╭─ DATA FOR THE TASK
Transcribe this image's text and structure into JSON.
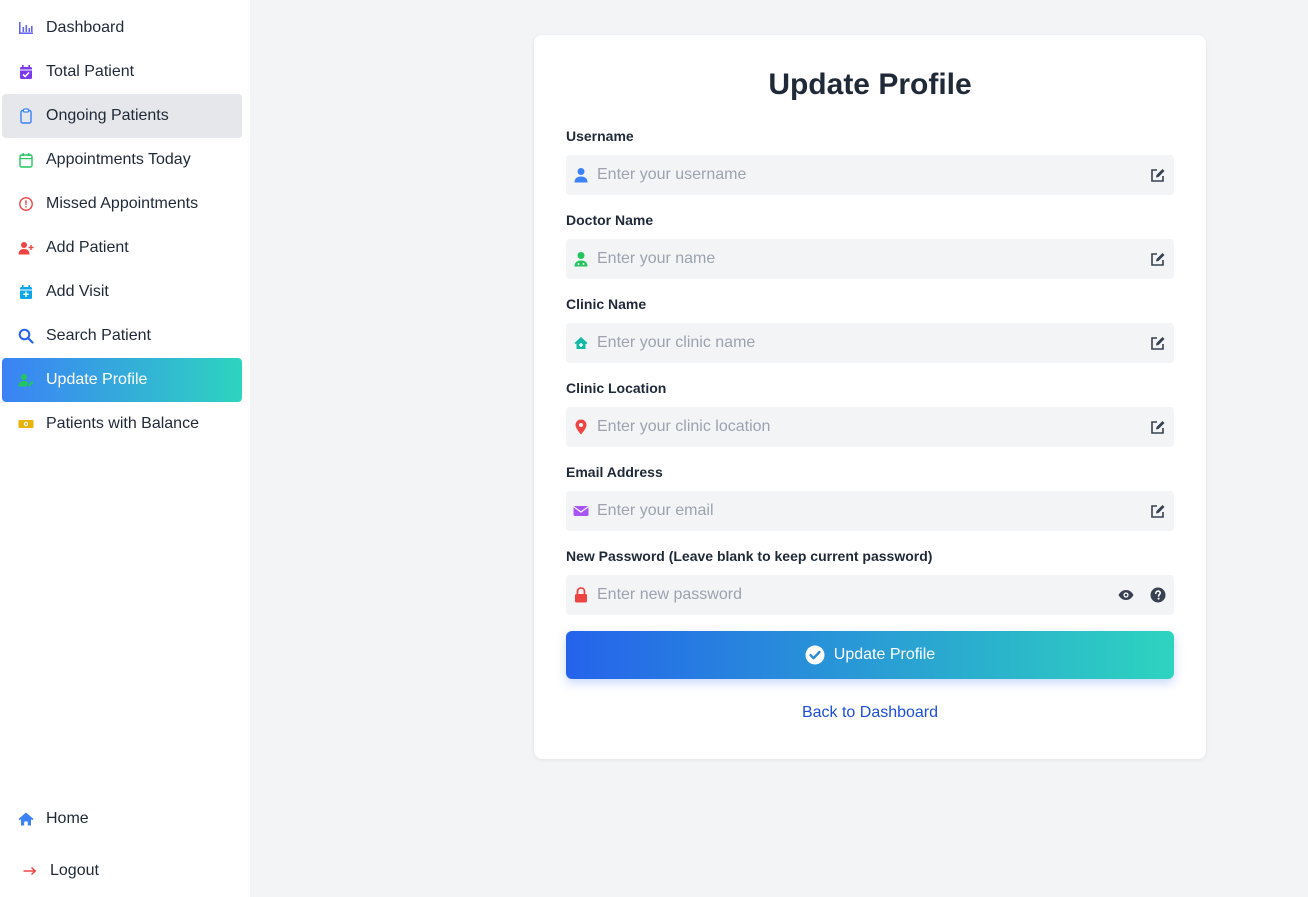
{
  "sidebar": {
    "items": [
      {
        "label": "Dashboard",
        "icon": "chart-icon",
        "color": "#6366f1"
      },
      {
        "label": "Total Patient",
        "icon": "calendar-check-icon",
        "color": "#7c3aed"
      },
      {
        "label": "Ongoing Patients",
        "icon": "clipboard-icon",
        "color": "#3b82f6"
      },
      {
        "label": "Appointments Today",
        "icon": "calendar-icon",
        "color": "#22c55e"
      },
      {
        "label": "Missed Appointments",
        "icon": "alert-circle-icon",
        "color": "#ef4444"
      },
      {
        "label": "Add Patient",
        "icon": "user-plus-icon",
        "color": "#ef4444"
      },
      {
        "label": "Add Visit",
        "icon": "calendar-plus-icon",
        "color": "#0ea5e9"
      },
      {
        "label": "Search Patient",
        "icon": "search-icon",
        "color": "#2563eb"
      },
      {
        "label": "Update Profile",
        "icon": "user-edit-icon",
        "color": "#22c55e"
      },
      {
        "label": "Patients with Balance",
        "icon": "money-bill-icon",
        "color": "#eab308"
      }
    ],
    "home_label": "Home",
    "logout_label": "Logout"
  },
  "form": {
    "title": "Update Profile",
    "fields": [
      {
        "label": "Username",
        "placeholder": "Enter your username",
        "icon": "user-icon"
      },
      {
        "label": "Doctor Name",
        "placeholder": "Enter your name",
        "icon": "user-doctor-icon"
      },
      {
        "label": "Clinic Name",
        "placeholder": "Enter your clinic name",
        "icon": "clinic-icon"
      },
      {
        "label": "Clinic Location",
        "placeholder": "Enter your clinic location",
        "icon": "map-pin-icon"
      },
      {
        "label": "Email Address",
        "placeholder": "Enter your email",
        "icon": "envelope-icon"
      },
      {
        "label": "New Password (Leave blank to keep current password)",
        "placeholder": "Enter new password",
        "icon": "lock-icon"
      }
    ],
    "submit_label": "Update Profile",
    "back_label": "Back to Dashboard"
  },
  "colors": {
    "accent_start": "#2563eb",
    "accent_end": "#2dd4bf",
    "link": "#1d4ed8",
    "active_item_start": "#3b82f6"
  }
}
╰─
*ASSIGNMENT*:
Your answer should be a single number, which is the count of lines in the data above that include the word "calendar".

*REPLY*:
3